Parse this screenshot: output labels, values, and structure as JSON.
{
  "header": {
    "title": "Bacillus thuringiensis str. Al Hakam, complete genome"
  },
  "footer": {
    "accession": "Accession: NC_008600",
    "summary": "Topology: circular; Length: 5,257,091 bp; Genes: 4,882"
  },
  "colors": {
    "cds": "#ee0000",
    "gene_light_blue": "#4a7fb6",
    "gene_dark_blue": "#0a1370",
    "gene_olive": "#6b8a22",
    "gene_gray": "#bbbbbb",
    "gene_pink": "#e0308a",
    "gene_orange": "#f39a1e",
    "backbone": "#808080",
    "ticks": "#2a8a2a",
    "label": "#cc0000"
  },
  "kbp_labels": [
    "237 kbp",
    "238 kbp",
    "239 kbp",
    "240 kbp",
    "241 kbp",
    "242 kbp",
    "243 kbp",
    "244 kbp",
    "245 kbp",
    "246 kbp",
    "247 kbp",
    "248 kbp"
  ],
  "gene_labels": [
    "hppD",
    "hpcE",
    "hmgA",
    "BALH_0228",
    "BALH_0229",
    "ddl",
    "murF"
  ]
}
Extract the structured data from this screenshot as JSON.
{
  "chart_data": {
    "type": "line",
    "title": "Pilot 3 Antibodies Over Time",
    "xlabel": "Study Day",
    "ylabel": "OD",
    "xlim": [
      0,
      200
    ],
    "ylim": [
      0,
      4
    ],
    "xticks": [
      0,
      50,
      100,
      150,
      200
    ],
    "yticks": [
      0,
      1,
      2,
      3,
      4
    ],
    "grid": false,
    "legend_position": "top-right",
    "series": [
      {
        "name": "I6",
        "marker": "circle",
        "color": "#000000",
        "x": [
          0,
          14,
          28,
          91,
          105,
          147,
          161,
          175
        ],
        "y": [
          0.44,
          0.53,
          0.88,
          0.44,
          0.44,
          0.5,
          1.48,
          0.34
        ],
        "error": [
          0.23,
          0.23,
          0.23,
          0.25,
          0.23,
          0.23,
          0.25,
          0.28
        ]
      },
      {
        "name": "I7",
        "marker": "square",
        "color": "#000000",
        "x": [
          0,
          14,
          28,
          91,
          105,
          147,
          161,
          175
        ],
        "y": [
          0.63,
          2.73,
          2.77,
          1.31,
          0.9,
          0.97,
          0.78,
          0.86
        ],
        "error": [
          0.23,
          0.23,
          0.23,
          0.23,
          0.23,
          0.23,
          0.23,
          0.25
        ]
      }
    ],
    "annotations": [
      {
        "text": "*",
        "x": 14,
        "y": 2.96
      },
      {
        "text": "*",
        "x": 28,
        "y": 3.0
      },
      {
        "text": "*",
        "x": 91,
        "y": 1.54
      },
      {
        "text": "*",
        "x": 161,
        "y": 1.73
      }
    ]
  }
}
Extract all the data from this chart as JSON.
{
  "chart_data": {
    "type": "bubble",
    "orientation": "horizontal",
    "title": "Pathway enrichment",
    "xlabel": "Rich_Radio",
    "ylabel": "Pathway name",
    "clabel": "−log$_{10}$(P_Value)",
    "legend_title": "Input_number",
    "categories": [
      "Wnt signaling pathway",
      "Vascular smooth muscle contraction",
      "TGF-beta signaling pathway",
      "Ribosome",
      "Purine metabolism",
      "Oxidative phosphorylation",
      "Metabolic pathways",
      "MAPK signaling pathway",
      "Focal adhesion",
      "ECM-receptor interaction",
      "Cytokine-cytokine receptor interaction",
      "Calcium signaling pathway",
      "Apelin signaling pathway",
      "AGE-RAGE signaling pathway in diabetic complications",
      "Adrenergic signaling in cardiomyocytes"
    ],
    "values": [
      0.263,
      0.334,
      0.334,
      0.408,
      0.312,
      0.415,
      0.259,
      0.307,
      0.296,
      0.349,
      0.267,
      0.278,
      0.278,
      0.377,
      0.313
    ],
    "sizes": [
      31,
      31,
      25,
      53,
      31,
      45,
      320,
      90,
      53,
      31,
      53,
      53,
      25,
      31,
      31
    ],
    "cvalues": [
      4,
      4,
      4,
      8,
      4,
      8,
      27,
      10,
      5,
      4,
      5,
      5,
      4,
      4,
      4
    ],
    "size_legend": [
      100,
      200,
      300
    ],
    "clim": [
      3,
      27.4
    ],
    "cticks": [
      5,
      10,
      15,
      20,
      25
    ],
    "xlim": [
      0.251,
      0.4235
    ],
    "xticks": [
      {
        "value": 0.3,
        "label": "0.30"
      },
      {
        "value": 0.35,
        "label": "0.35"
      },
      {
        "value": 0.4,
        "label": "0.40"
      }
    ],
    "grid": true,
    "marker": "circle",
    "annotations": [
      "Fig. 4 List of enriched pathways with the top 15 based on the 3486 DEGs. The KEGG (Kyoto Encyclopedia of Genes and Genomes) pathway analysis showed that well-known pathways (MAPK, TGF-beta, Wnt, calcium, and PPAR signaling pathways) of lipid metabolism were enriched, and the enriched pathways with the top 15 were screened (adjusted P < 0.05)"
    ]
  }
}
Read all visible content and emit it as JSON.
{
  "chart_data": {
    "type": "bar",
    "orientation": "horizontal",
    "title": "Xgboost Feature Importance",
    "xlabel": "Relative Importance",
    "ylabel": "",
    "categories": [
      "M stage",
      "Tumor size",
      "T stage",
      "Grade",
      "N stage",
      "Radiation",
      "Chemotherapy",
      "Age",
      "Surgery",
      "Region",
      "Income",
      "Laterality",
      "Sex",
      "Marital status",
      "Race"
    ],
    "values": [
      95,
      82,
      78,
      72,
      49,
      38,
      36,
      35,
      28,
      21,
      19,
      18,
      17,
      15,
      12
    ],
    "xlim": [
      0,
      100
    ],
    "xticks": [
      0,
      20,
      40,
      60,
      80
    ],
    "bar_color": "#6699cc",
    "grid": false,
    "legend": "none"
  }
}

# # # # # # #

▶ TASK ITEM: When the entries above show the word "Importance" in a line, copy that line out.

▶ RESULT OF THIS EXERCISE:
    "title": "Xgboost Feature Importance",
    "xlabel": "Relative Importance",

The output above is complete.